--- START OF SELECTED EXTRACT ---
Stay up to date with notifications from The Independent

Notifications can be managed in browser preferences.

Capello in search of perfect blend from his striking options

Goals from Bent and Young in Denmark showed how the England manager now has real choice in attack

Sam Wallace
Friday 11 February 2011 01:00 GMT
Comments
(GETTY IMAGES)

There was a time in the mid- to late-1990s when the Premier League was awash with great English strikers and there was not room for all of them in every England squad. Andy Cole scored 188 Premier League goals, second only to Alan Shearer, yet he won just 15 caps and never played at a major international tournament.

Cole's competition was formidable. As well as Shearer, the undoubted leader of the pack, there were Teddy Sheringham, Ian Wright, Robbie Fowler, Les Ferdinand and then, from 1998, Michael Owen. Wright, Fowler and Ferdinand won just 76 caps between them and when you consider that Emile Heskey won 62 – just one fewer than Shearer – it is obvious that the following next generation was not as strong.

Even the strikers on the periphery then would have surely won more caps had they been born later. Stan Collymore, capped just three times, scored 22 Premier League goals in a Nottingham Forest team that finished third before he was given his debut in June 1995. Compare that to how quickly Andy Carroll was fast-tracked into the England team. As for Jay Bothroyd's and David Nugent's England caps – there was no room for Championship players in the England squad 10 years ago.

The longevity of Heskey in recent years has been the surest sign that England do not have as many strikers to choose from. But it has not just been the quality of the players that has restricted the variety of forwards who have got a chance. The focus that Fabio Capello – and before him Sven Goran Eriksson and Steve McClaren – have placed on Wayne Rooney, and doing what is right for him, has meant that others have struggled to get a look-in.

Peter Crouch and Jermain Defoe have excellent goals-to-minutes-on-the-pitch ratios but seemed to drift in and out of favour. The only certainty has been – in the last two World Cup finals, in particular – that Rooney will play every time he is fit and sometimes when he patently is not. He is undoubtedly England's most gifted forward but he cannot be expected to do it all the time. And there has been a reluctance to find an alternative.

Yet after the 2-1 victory on Wednesday night over Denmark, could that finally be changing? Capello substituted Rooney at half-time – a decision more to do with keeping Manchester United sweet, although his performance merited it – and won the game. Even in Rooney's bleakest moments in last year's World Cup finals in South Africa, Capello stuck with him in the hope that he might come good eventually.

On Wednesday, with Rooney a few yards short of his best, England looked no worse for his absence in the second half. The first-half goal from Darren Bent and Ashley Young's winner in the second half were significant for both players. Neither has had much faith shown in them by England managers. That was the first time Bent has played a full 90 minutes for England. Young is still to do so.

Reprising his part in a partnership that has looked good at Aston Villa since he joined last month, Bent, who has won just eight caps over the course of five years, played well. Young, who was deployed in the role just behind the main striker instead of on the wing, was even better.
--- END OF SELECTED EXTRACT ---
--- START OF DATA EXTRACT ---
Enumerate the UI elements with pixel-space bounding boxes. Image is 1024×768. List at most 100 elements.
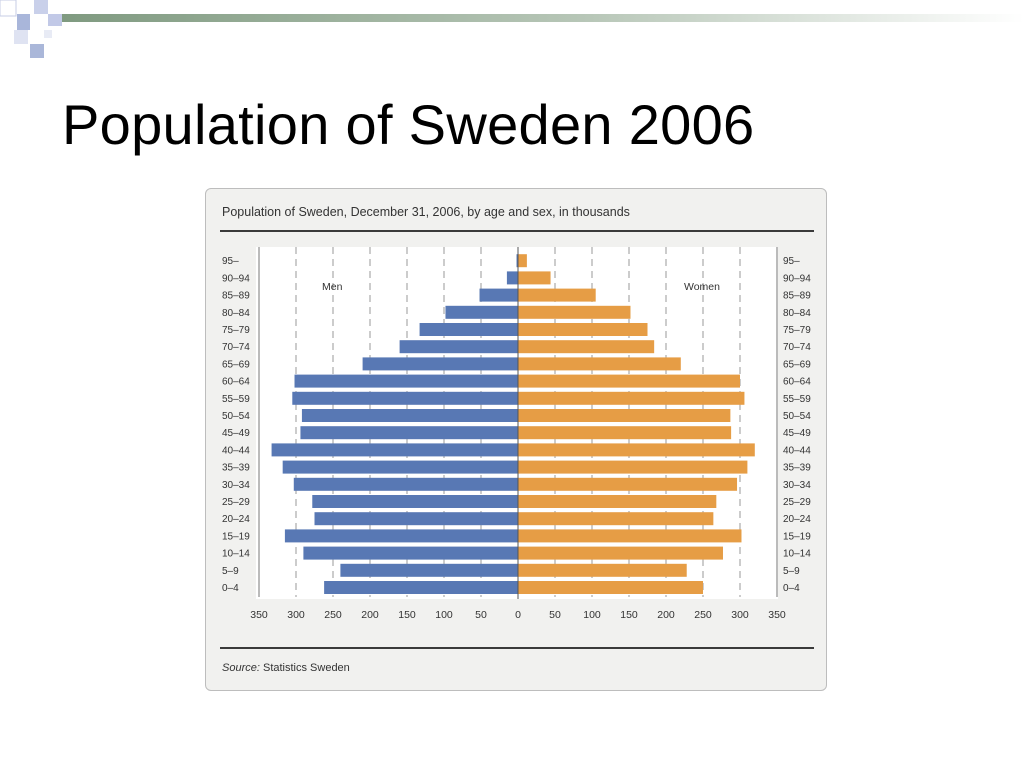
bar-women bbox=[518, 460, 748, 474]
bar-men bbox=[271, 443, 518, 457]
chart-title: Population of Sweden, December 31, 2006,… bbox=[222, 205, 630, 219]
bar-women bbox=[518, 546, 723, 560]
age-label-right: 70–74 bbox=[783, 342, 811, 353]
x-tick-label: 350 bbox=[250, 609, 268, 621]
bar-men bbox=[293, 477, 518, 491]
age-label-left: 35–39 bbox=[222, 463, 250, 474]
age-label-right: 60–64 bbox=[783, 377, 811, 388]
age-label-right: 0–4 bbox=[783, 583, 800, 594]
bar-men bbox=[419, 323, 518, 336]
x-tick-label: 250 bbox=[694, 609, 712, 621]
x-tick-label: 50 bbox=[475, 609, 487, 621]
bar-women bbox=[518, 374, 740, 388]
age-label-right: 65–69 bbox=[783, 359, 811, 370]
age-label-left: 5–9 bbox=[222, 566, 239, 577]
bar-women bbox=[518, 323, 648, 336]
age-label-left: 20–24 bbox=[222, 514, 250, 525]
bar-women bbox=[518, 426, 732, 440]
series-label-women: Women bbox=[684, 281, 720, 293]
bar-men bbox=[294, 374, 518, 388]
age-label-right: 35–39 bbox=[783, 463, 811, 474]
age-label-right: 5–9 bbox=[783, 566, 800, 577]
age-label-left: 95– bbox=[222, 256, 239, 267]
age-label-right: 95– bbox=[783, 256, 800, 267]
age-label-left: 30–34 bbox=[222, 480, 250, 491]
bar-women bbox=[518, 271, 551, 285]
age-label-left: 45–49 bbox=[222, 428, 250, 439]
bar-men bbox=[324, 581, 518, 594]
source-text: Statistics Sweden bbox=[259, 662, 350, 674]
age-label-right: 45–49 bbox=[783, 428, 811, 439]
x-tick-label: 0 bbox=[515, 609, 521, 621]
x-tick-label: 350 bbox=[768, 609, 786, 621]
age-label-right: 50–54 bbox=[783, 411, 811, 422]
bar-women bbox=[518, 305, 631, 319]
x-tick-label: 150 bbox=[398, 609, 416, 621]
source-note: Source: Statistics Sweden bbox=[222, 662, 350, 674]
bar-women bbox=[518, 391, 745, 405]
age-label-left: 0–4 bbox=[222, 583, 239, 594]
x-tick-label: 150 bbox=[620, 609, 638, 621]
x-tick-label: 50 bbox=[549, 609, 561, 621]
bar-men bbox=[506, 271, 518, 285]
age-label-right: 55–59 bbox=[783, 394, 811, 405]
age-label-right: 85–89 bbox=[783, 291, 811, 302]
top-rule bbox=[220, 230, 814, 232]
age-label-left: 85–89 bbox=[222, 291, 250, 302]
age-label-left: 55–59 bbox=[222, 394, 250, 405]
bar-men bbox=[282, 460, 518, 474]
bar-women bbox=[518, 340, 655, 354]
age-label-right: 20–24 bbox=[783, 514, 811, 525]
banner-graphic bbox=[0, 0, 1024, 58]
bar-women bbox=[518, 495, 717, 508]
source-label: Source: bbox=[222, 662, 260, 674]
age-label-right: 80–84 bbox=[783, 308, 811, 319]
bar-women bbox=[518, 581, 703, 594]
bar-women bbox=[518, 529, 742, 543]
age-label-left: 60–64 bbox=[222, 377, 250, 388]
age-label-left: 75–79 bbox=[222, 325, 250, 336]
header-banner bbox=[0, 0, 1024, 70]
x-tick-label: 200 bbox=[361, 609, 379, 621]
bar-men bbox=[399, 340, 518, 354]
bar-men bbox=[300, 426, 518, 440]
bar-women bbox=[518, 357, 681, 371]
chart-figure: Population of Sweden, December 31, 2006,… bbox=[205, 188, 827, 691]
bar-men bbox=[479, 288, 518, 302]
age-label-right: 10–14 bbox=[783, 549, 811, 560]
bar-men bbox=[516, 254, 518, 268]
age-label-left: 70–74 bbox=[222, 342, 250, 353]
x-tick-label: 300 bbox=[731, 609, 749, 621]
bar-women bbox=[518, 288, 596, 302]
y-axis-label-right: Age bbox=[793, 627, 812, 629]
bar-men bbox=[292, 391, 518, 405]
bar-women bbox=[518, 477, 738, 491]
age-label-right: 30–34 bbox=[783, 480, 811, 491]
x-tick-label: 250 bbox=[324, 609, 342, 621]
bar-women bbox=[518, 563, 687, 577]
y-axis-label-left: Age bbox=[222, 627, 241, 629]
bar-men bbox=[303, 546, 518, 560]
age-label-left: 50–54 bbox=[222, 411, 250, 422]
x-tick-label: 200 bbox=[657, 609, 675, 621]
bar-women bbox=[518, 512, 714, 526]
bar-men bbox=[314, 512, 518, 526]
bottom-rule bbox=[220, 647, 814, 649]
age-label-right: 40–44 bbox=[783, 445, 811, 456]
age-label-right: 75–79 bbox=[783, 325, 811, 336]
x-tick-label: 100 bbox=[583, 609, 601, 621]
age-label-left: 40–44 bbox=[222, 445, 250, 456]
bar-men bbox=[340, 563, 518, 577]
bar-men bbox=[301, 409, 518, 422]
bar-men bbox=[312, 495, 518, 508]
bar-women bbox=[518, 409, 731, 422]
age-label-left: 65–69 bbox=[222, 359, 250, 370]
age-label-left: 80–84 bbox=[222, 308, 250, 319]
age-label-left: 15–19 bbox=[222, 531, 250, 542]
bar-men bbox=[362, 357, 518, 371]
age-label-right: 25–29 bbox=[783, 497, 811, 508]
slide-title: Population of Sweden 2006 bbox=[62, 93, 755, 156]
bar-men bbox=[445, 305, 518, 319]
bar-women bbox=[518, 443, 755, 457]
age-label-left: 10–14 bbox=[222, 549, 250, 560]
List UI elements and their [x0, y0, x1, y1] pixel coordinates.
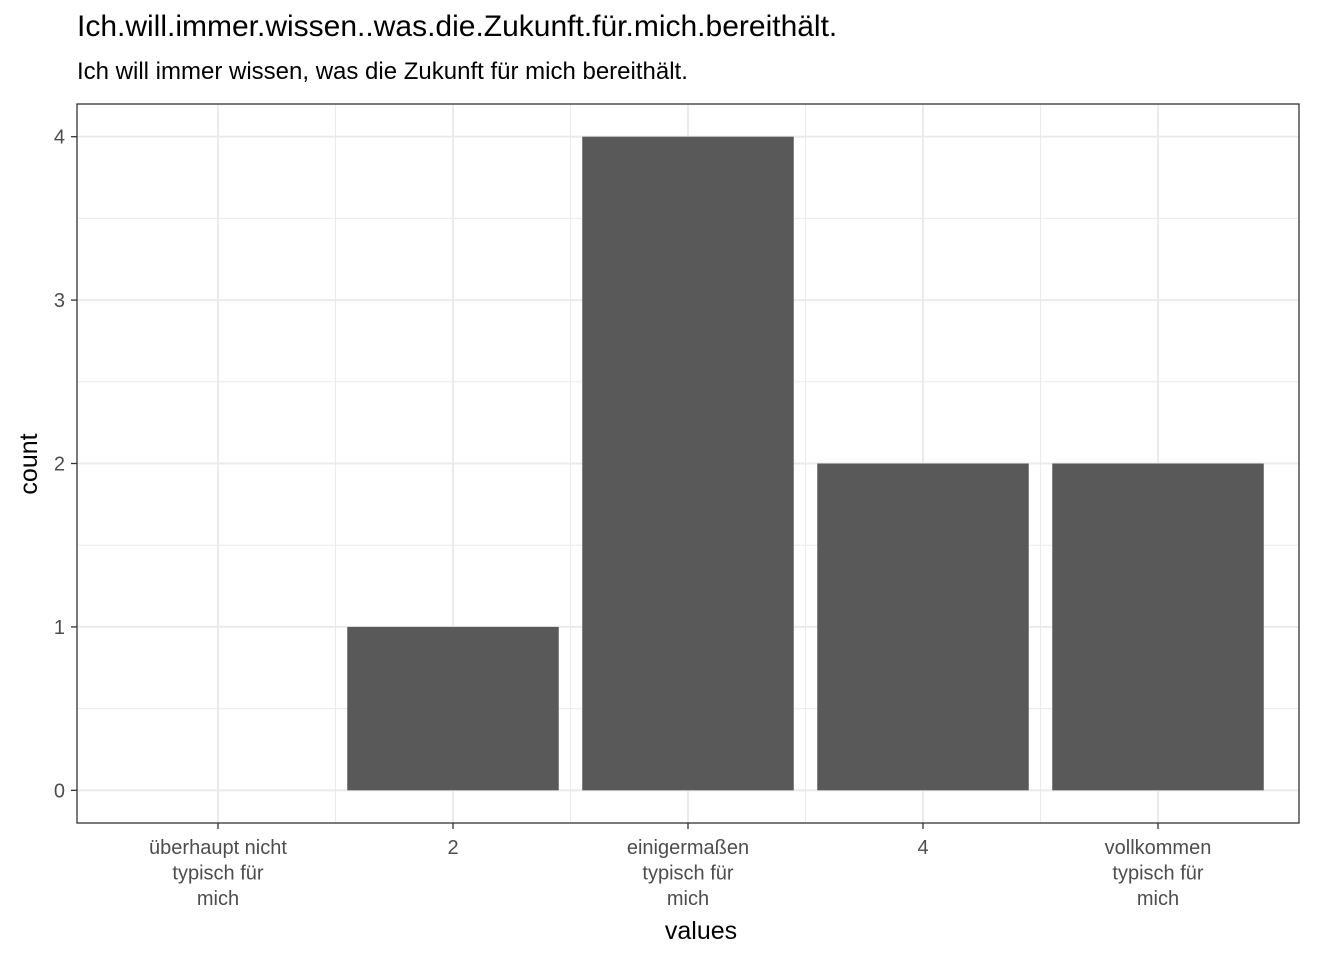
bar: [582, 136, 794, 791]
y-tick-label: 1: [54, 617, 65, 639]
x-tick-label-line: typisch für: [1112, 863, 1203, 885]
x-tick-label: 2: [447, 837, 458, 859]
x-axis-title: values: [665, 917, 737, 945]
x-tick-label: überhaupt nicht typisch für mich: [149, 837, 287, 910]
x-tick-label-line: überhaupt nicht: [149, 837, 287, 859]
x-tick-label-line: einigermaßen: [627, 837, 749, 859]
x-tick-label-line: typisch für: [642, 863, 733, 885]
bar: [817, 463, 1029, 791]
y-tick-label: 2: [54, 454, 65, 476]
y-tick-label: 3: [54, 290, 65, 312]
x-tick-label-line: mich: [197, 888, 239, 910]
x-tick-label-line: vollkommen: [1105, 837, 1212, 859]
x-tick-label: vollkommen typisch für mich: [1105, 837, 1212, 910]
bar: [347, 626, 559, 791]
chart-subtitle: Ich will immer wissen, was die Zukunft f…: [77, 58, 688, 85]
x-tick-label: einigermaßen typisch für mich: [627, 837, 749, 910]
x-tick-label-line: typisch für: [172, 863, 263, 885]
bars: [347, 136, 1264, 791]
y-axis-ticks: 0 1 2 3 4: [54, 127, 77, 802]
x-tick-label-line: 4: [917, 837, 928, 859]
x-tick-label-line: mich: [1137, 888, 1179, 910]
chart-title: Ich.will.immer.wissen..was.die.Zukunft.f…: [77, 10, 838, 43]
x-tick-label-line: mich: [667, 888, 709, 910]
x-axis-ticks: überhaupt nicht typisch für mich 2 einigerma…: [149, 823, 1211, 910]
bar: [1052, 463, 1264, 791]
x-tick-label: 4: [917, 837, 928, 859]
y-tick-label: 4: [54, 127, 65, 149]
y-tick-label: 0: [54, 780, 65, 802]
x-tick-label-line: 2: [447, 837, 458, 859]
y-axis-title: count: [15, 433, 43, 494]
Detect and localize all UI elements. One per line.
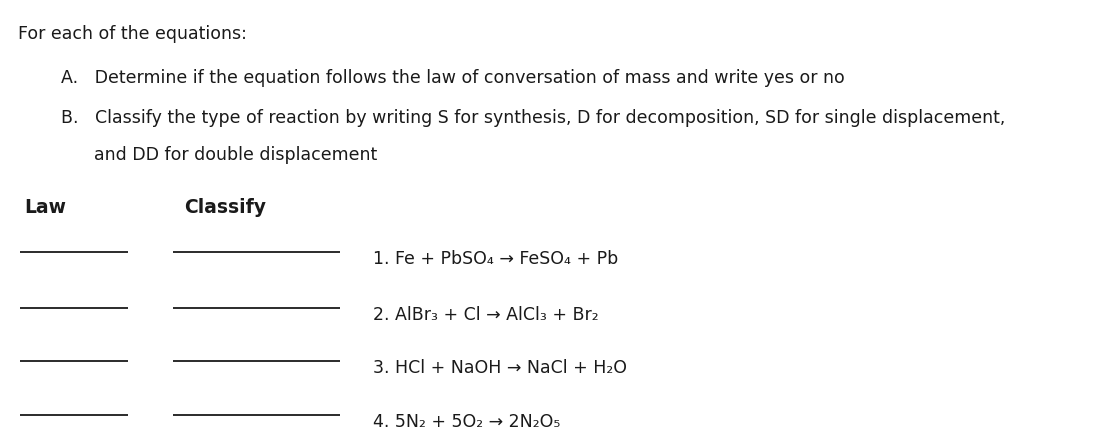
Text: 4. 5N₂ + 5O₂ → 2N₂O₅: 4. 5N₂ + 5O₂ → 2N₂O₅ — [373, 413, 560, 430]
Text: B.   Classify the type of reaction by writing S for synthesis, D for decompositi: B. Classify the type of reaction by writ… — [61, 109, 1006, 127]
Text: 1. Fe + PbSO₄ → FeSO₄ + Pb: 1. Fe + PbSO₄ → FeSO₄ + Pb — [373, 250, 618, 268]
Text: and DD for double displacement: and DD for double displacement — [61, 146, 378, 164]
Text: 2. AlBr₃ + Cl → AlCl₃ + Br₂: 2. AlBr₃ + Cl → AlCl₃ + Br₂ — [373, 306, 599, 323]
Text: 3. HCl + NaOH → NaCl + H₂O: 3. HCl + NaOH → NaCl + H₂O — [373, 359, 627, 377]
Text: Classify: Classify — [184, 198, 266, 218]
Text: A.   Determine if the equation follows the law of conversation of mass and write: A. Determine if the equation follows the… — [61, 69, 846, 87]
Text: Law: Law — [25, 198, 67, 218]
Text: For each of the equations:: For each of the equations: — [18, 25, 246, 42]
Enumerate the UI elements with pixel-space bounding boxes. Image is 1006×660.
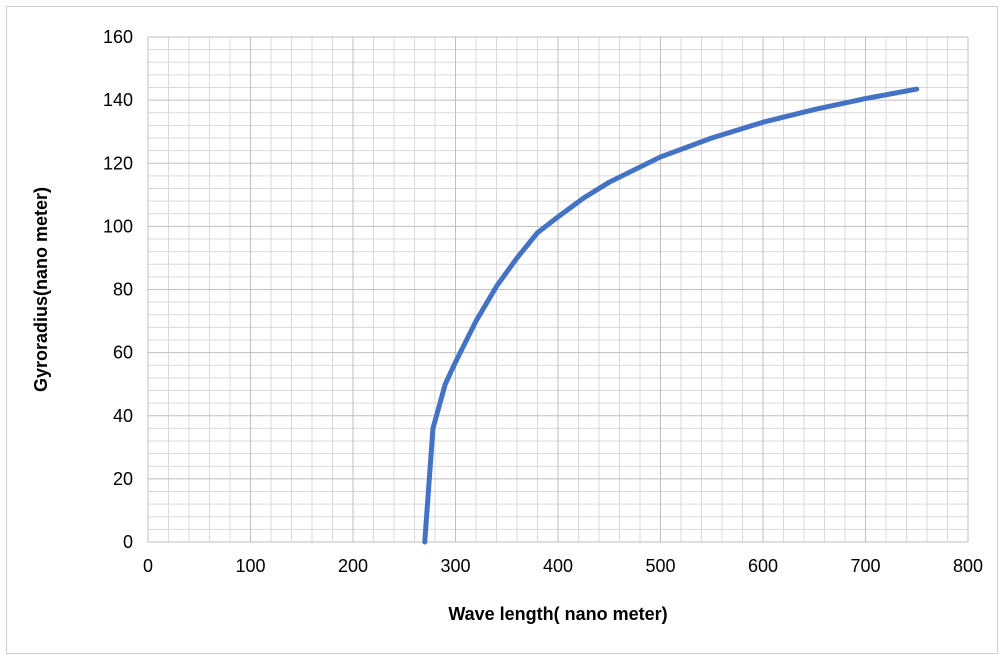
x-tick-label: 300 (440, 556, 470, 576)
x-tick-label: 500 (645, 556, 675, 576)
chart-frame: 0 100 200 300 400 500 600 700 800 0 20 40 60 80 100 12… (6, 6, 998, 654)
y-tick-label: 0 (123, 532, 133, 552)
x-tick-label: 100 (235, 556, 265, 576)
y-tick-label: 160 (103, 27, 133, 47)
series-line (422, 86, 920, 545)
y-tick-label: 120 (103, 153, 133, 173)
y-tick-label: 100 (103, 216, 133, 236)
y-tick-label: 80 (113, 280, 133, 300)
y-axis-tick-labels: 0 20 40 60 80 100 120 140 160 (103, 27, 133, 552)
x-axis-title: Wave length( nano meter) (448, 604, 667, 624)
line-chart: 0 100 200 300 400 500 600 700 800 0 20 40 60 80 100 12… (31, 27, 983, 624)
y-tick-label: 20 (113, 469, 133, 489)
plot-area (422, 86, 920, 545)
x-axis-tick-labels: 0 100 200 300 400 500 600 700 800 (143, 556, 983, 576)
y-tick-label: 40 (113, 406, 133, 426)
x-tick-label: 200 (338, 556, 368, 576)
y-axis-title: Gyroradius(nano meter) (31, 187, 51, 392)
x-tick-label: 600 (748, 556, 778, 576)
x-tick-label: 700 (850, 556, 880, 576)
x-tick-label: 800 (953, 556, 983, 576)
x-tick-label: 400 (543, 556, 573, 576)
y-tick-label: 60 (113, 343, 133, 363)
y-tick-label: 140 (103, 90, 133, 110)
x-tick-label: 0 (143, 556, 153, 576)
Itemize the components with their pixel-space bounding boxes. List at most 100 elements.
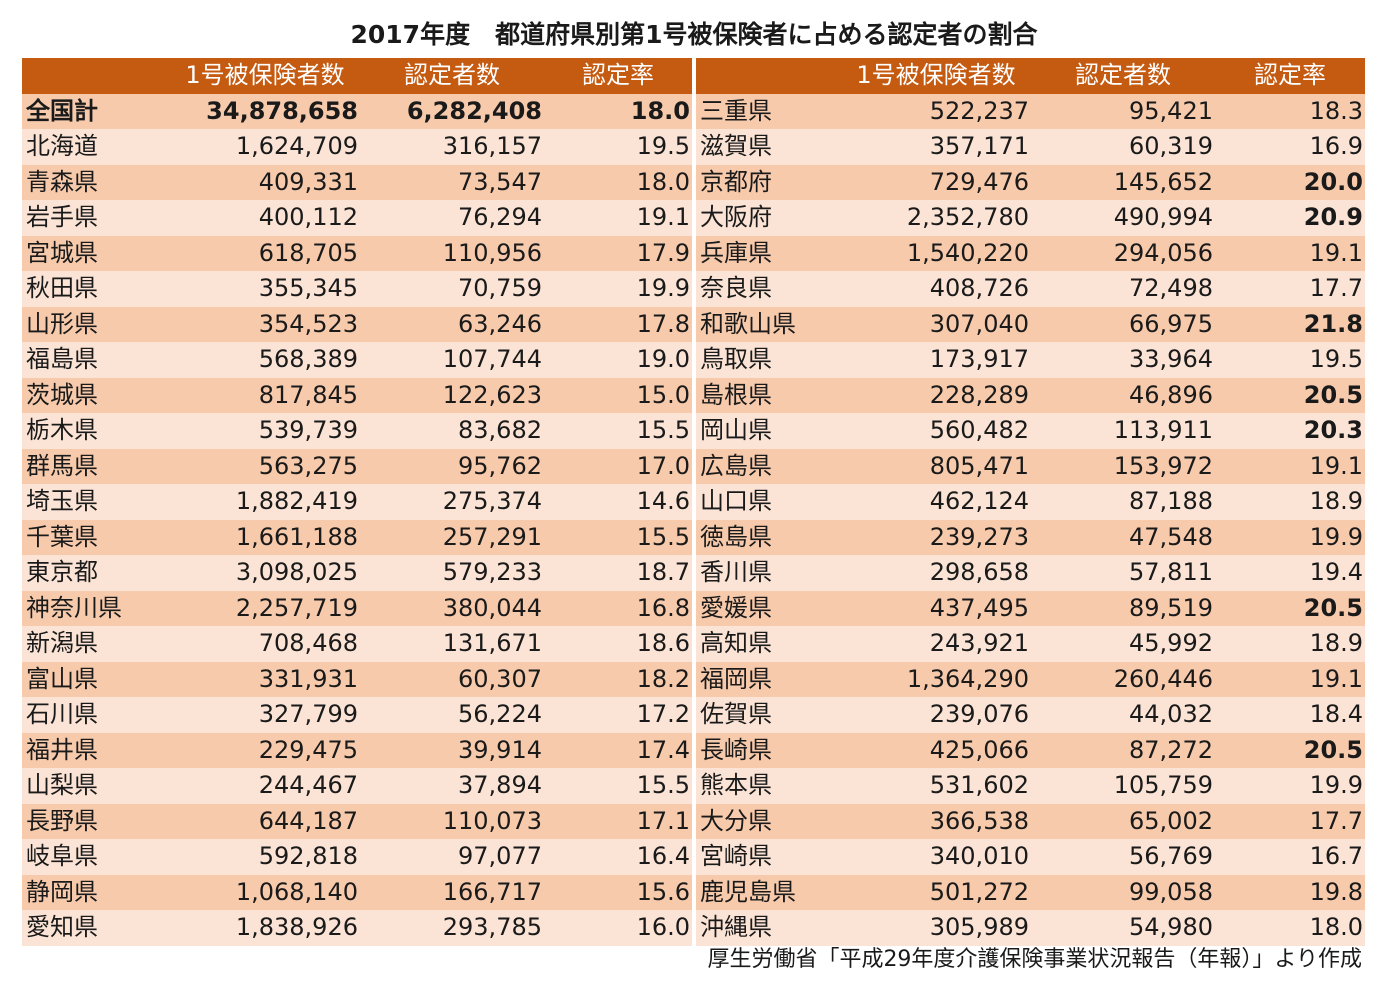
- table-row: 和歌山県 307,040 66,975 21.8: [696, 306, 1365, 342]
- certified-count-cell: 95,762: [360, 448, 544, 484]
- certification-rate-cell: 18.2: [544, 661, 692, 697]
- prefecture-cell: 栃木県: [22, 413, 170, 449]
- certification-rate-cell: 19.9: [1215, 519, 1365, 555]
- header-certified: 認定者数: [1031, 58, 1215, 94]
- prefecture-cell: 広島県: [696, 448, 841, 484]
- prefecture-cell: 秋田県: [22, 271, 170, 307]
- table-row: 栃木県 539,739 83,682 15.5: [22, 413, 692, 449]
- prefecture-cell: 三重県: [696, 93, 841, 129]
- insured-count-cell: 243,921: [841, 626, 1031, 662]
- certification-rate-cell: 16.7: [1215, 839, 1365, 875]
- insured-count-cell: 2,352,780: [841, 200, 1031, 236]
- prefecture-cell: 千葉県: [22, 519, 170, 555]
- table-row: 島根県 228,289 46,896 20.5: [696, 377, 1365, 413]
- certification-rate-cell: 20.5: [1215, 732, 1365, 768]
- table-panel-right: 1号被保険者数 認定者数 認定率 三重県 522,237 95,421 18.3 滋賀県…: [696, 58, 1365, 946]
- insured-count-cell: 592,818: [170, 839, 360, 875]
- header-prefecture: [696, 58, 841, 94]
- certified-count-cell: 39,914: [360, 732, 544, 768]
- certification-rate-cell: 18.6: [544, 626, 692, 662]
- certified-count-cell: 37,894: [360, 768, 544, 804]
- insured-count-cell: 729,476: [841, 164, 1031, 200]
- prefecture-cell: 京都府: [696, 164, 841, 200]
--- END OF DATA EXTRACT ---
» **SHORT EXERCISE A**:
Answer the following questions using the article on England's strikers.
(i) How many caps did Andy Cole win?
(ii) By what score did England beat Denmark on Wednesday night?
(iii) How many caps has Darren Bent won, and over how many years?
» **SHORT EXERCISE B**: Write a continuation of the article on England's strikers, picking up immediately after its final sentence.

» **EXERCISE RESPONSE A**:
(i) 15 caps.
(ii) 2-1.
(iii) Eight caps over five years.

» **EXERCISE RESPONSE B**:
As well as Rooney, Crouch, Defoe, Young and Bent, there is still Carroll to come back from injury – and judging by the number of times Capello namechecks the £35m man he will be back in at the first opportunity. The last alternative is Bobby Zamora, a long shot given that he is 30 and still recovering from serious injury, but those seven names do offer Capello more variety than he has had in the past.

"Bent has improved and Andy Carroll is new – he is coming from the Championship," Capello said on Wednesday night. "And Defoe had three months out [between early September and early December he played just three games], I spoke to him about what had really happened to the ankle. Crouch we know very well. Rooney is another one. I have got a lot of forwards, but I hope they will be fit when we have to play."

They may not compare to the salad days of the mid-1990s up to the early part of the last decade but there is no disputing that Capello now has a choice – fitness permitting – although whether he is prepared to change his team when Rooney struggles is a different matter. Rooney has just one goal in 14 games for England since October 2009 and sometimes looks like he could do with a rest for his own sake.

Capello conceded after the win in Copenhagen that he finds the demand to change England's style of play difficult, given the short space of time that international weeks afford him. "For this reason I choose the players that are the best, absolutely," he said. "But when we play I teach them something about what you have to do. Sometimes you need to play long balls. Sometimes you have to play the movement without the ball and the position on the pitch. I try to teach.

"Every time it depends on the quality of the players. Without good players it is impossible to introduce a new style. If you have a big player like Crouchy you can't play a lot of short passes. You have to play to them and then after that you go for the second ball."

Capello still has certain players in certain boxes. Crouch? Long balls – although 22 goals in 42 caps, one every 99 minutes on the pitch, suggests that there is more to his game than just that. When Capello was asked whether he could see a new team emerging, the first name he mentioned was that of Carroll – and he was not even playing on Wednesday night – which suggests that Liverpool's new signing is foremost in his thoughts.

"I am happy because I think Andy Carroll is good, [Jack] Wilshere is good, [Michael] Dawson is back and [Gary] Cahill played with confidence," Capello said. "It was good. It is important for me that there are new possibilities for choosing players. I hope it will be difficult for me to choose [the players] because I hope the players will be in the same situation next month as they are now. You could see that all the players who were here were at the top of their physical condition."

The suspicion is that Capello sees Carroll as Rooney's next strike partner come what may and, if both are fit, it will be intriguing to see whether he tries to play them together against Wales in the Euro 2012 qualifier in Cardiff on 26 March. The more obvious strategy would be to use Bent, Crouch or Defoe, given the significance of the game. Carroll would be a risk but Capello is determined to bring him on as quickly as possible.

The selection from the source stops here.